Exercise instructions — Give the entries again, word for word.

──────── Task input

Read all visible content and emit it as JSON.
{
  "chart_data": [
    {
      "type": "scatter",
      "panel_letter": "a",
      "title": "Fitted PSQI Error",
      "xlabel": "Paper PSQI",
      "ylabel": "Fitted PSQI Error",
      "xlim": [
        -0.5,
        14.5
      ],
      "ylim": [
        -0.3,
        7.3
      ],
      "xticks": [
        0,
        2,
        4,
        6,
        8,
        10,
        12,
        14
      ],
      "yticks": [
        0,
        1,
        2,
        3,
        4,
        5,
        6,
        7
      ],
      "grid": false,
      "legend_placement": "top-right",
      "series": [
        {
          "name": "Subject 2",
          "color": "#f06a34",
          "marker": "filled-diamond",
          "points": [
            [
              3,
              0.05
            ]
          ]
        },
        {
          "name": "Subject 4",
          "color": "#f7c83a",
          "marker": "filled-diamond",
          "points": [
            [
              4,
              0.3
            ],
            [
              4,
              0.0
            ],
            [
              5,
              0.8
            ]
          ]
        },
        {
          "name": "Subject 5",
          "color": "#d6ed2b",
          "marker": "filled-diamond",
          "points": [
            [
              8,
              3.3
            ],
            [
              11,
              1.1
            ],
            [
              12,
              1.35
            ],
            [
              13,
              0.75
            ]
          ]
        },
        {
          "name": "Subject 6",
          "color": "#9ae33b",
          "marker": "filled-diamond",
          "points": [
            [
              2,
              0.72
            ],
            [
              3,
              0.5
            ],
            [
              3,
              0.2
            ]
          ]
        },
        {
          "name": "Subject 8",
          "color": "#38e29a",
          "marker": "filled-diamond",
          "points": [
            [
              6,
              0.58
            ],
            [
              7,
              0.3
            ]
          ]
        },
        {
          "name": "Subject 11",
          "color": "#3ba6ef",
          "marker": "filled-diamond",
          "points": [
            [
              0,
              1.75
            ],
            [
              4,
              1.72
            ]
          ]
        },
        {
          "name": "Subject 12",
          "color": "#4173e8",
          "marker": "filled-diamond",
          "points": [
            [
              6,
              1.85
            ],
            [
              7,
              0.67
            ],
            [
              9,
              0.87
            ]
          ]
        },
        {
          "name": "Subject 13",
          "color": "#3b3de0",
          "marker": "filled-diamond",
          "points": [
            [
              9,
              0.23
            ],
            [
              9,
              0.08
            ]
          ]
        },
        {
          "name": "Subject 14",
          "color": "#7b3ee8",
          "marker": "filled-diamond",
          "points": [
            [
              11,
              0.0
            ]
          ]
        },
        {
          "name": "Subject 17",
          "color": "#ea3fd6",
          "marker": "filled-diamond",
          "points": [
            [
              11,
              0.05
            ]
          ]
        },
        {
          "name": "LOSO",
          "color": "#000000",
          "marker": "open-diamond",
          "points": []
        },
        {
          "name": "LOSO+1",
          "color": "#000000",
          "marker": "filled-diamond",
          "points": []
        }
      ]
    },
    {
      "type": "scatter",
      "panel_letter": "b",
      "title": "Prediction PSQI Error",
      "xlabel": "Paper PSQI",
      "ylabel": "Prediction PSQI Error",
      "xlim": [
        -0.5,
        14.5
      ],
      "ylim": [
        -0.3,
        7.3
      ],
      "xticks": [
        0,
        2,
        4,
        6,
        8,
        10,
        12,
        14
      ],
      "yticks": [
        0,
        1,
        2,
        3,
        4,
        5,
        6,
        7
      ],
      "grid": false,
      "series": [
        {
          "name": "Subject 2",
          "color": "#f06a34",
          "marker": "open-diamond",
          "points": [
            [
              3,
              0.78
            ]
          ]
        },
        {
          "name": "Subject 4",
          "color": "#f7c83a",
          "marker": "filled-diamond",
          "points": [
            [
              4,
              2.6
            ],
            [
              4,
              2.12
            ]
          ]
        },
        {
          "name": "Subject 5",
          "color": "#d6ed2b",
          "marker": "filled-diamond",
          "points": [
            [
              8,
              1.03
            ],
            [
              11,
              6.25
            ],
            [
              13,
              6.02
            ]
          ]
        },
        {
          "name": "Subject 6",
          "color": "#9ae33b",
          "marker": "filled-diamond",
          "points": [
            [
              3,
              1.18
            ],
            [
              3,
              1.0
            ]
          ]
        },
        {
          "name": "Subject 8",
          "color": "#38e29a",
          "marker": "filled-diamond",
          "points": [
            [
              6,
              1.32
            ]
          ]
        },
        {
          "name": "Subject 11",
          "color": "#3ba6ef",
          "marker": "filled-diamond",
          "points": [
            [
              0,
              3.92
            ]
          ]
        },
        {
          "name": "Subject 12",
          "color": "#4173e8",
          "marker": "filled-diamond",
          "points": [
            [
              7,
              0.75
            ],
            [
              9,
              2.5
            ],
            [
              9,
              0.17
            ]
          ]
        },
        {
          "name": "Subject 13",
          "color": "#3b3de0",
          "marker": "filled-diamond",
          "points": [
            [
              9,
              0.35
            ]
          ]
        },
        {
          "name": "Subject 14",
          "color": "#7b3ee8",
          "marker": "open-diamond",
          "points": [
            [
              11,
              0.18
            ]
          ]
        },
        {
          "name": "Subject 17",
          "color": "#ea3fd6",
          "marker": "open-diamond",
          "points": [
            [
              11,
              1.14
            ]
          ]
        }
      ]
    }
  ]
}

────────────────

The output —
Read all visible content and emit it as JSON.
{
  "chart_data": [
    {
      "type": "scatter",
      "panel_letter": "a",
      "title": "Fitted PSQI Error",
      "xlabel": "Paper PSQI",
      "ylabel": "Fitted PSQI Error",
      "xlim": [
        -0.5,
        14.5
      ],
      "ylim": [
        -0.3,
        7.3
      ],
      "xticks": [
        0,
        2,
        4,
        6,
        8,
        10,
        12,
        14
      ],
      "yticks": [
        0,
        1,
        2,
        3,
        4,
        5,
        6,
        7
      ],
      "grid": false,
      "legend_placement": "top-right",
      "series": [
        {
          "name": "Subject 2",
          "color": "#f06a34",
          "marker": "filled-diamond",
          "points": [
            [
              3,
              0.05
            ]
          ]
        },
        {
          "name": "Subject 4",
          "color": "#f7c83a",
          "marker": "filled-diamond",
          "points": [
            [
              4,
              0.3
            ],
            [
              4,
              0.0
            ],
            [
              5,
              0.8
            ]
          ]
        },
        {
          "name": "Subject 5",
          "color": "#d6ed2b",
          "marker": "filled-diamond",
          "points": [
            [
              8,
              3.3
            ],
            [
              11,
              1.1
            ],
            [
              12,
              1.35
            ],
            [
              13,
              0.75
            ]
          ]
        },
        {
          "name": "Subject 6",
          "color": "#9ae33b",
          "marker": "filled-diamond",
          "points": [
            [
              2,
              0.72
            ],
            [
              3,
              0.5
            ],
            [
              3,
              0.2
            ]
          ]
        },
        {
          "name": "Subject 8",
          "color": "#38e29a",
          "marker": "filled-diamond",
          "points": [
            [
              6,
              0.58
            ],
            [
              7,
              0.3
            ]
          ]
        },
        {
          "name": "Subject 11",
          "color": "#3ba6ef",
          "marker": "filled-diamond",
          "points": [
            [
              0,
              1.75
            ],
            [
              4,
              1.72
            ]
          ]
        },
        {
          "name": "Subject 12",
          "color": "#4173e8",
          "marker": "filled-diamond",
          "points": [
            [
              6,
              1.85
            ],
            [
              7,
              0.67
            ],
            [
              9,
              0.87
            ]
          ]
        },
        {
          "name": "Subject 13",
          "color": "#3b3de0",
          "marker": "filled-diamond",
          "points": [
            [
              9,
              0.23
            ],
            [
              9,
              0.08
            ]
          ]
        },
        {
          "name": "Subject 14",
          "color": "#7b3ee8",
          "marker": "filled-diamond",
          "points": [
            [
              11,
              0.0
            ]
          ]
        },
        {
          "name": "Subject 17",
          "color": "#ea3fd6",
          "marker": "filled-diamond",
          "points": [
            [
              11,
              0.05
            ]
          ]
        },
        {
          "name": "LOSO",
          "color": "#000000",
          "marker": "open-diamond",
          "points": []
        },
        {
          "name": "LOSO+1",
          "color": "#000000",
          "marker": "filled-diamond",
          "points": []
        }
      ]
    },
    {
      "type": "scatter",
      "panel_letter": "b",
      "title": "Prediction PSQI Error",
      "xlabel": "Paper PSQI",
      "ylabel": "Prediction PSQI Error",
      "xlim": [
        -0.5,
        14.5
      ],
      "ylim": [
        -0.3,
        7.3
      ],
      "xticks": [
        0,
        2,
        4,
        6,
        8,
        10,
        12,
        14
      ],
      "yticks": [
        0,
        1,
        2,
        3,
        4,
        5,
        6,
        7
      ],
      "grid": false,
      "series": [
        {
          "name": "Subject 2",
          "color": "#f06a34",
          "marker": "open-diamond",
          "points": [
            [
              3,
              0.78
            ]
          ]
        },
        {
          "name": "Subject 4",
          "color": "#f7c83a",
          "marker": "filled-diamond",
          "points": [
            [
              4,
              2.6
            ],
            [
              4,
              2.12
            ]
          ]
        },
        {
          "name": "Subject 5",
          "color": "#d6ed2b",
          "marker": "filled-diamond",
          "points": [
            [
              8,
              1.03
            ],
            [
              11,
              6.25
            ],
            [
              13,
              6.02
            ]
          ]
        },
        {
          "name": "Subject 6",
          "color": "#9ae33b",
          "marker": "filled-diamond",
          "points": [
            [
              3,
              1.18
            ],
            [
              3,
              1.0
            ]
          ]
        },
        {
          "name": "Subject 8",
          "color": "#38e29a",
          "marker": "filled-diamond",
          "points": [
            [
              6,
              1.32
            ]
          ]
        },
        {
          "name": "Subject 11",
          "color": "#3ba6ef",
          "marker": "filled-diamond",
          "points": [
            [
              0,
              3.92
            ]
          ]
        },
        {
          "name": "Subject 12",
          "color": "#4173e8",
          "marker": "filled-diamond",
          "points": [
            [
              7,
              0.75
            ],
            [
              9,
              2.5
            ],
            [
              9,
              0.17
            ]
          ]
        },
        {
          "name": "Subject 13",
          "color": "#3b3de0",
          "marker": "filled-diamond",
          "points": [
            [
              9,
              0.35
            ]
          ]
        },
        {
          "name": "Subject 14",
          "color": "#7b3ee8",
          "marker": "open-diamond",
          "points": [
            [
              11,
              0.18
            ]
          ]
        },
        {
          "name": "Subject 17",
          "color": "#ea3fd6",
          "marker": "open-diamond",
          "points": [
            [
              11,
              1.14
            ]
          ]
        }
      ]
    }
  ]
}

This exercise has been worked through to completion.